**EXERCISE REQUIREMENTS**
Find each line containing the string "Иванов" and return it.

**ROWS**
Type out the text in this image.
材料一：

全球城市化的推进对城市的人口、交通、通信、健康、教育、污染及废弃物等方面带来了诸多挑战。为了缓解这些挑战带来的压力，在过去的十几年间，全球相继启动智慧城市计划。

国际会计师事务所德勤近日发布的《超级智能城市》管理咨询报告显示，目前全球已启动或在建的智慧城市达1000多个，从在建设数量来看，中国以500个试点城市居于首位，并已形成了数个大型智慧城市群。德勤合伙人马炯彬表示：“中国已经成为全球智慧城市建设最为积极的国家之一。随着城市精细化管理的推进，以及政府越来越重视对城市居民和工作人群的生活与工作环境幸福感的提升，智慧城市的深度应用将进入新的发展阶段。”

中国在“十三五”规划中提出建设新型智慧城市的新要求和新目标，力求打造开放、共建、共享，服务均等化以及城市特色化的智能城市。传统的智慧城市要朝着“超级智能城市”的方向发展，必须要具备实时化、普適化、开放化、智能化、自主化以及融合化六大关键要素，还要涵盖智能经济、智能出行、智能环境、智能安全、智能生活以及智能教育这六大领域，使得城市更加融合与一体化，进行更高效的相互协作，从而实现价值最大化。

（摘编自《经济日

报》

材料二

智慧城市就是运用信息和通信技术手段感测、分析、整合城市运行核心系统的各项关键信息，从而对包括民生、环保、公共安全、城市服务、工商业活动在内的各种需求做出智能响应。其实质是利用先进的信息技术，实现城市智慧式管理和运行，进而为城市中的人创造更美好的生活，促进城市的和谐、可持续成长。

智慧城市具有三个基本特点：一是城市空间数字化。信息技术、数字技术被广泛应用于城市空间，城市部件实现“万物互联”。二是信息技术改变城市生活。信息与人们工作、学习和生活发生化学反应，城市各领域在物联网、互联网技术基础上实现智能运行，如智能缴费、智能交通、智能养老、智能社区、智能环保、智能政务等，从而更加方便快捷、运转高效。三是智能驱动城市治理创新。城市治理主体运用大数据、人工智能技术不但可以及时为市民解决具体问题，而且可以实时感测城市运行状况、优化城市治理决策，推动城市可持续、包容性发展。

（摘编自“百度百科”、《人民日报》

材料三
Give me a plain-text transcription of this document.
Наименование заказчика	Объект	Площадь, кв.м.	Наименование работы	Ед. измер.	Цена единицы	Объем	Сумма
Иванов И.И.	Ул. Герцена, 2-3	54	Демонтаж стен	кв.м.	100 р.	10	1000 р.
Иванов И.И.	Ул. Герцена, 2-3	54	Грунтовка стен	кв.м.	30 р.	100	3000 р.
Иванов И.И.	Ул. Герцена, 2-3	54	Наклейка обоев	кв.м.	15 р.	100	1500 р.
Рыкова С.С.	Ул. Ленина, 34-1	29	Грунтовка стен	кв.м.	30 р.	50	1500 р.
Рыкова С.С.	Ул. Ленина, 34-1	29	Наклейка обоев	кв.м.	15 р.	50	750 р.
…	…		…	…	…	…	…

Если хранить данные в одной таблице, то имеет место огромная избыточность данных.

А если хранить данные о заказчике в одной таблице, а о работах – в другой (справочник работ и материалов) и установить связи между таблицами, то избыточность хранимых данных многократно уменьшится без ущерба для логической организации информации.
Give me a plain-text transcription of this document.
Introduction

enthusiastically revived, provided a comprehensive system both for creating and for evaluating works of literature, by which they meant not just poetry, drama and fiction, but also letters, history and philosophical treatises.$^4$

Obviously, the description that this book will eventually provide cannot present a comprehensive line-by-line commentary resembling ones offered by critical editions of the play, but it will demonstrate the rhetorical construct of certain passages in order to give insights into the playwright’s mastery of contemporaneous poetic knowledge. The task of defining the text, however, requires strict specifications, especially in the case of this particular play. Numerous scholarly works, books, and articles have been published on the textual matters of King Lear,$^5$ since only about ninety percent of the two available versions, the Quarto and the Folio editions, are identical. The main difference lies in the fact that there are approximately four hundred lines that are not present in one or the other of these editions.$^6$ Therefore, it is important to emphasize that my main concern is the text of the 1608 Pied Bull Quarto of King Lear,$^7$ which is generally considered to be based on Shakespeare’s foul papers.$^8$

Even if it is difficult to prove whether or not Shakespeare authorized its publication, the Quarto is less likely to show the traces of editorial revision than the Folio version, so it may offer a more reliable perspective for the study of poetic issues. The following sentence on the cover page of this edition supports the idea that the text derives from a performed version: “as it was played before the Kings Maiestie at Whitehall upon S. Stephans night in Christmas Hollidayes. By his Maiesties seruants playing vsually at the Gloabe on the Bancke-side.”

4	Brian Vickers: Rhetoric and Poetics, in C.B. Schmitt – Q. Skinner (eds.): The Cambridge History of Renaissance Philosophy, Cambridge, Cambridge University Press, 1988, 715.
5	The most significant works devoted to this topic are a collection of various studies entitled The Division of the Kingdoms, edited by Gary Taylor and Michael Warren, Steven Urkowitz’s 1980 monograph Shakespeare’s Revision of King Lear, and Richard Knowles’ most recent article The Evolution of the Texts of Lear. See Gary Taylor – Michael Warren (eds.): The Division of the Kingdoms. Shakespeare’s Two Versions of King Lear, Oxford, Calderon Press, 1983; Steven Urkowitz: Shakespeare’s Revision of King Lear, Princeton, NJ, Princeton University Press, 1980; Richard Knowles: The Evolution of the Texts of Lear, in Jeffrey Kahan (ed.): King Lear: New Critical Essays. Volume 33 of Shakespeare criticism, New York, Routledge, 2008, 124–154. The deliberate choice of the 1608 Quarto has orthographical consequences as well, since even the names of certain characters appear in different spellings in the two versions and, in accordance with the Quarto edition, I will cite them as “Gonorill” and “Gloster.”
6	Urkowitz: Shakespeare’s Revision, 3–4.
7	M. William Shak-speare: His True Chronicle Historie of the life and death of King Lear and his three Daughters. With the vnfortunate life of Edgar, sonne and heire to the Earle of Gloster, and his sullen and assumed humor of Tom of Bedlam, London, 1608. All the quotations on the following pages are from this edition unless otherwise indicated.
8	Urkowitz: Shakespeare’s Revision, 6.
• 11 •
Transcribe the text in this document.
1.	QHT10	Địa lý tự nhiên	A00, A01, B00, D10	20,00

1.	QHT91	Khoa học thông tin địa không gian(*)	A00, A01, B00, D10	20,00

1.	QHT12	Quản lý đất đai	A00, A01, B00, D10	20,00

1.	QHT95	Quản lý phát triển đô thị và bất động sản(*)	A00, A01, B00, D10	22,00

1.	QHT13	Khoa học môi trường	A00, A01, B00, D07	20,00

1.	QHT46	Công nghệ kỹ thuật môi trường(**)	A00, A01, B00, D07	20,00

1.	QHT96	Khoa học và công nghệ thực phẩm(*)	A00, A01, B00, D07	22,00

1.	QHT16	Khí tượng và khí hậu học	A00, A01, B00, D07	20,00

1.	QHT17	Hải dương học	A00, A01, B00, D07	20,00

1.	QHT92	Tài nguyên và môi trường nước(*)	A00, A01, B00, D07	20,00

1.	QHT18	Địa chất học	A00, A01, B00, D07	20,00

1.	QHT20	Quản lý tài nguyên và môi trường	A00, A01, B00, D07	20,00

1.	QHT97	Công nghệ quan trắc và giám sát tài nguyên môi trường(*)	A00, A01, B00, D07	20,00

**EXERCISE RESULT**
Иванов И.И.	Ул. Герцена, 2-3	54	Демонтаж стен	кв.м.	100 р.	10	1000 р.
Иванов И.И.	Ул. Герцена, 2-3	54	Грунтовка стен	кв.м.	30 р.	100	3000 р.
Иванов И.И.	Ул. Герцена, 2-3	54	Наклейка обоев	кв.м.	15 р.	100	1500 р.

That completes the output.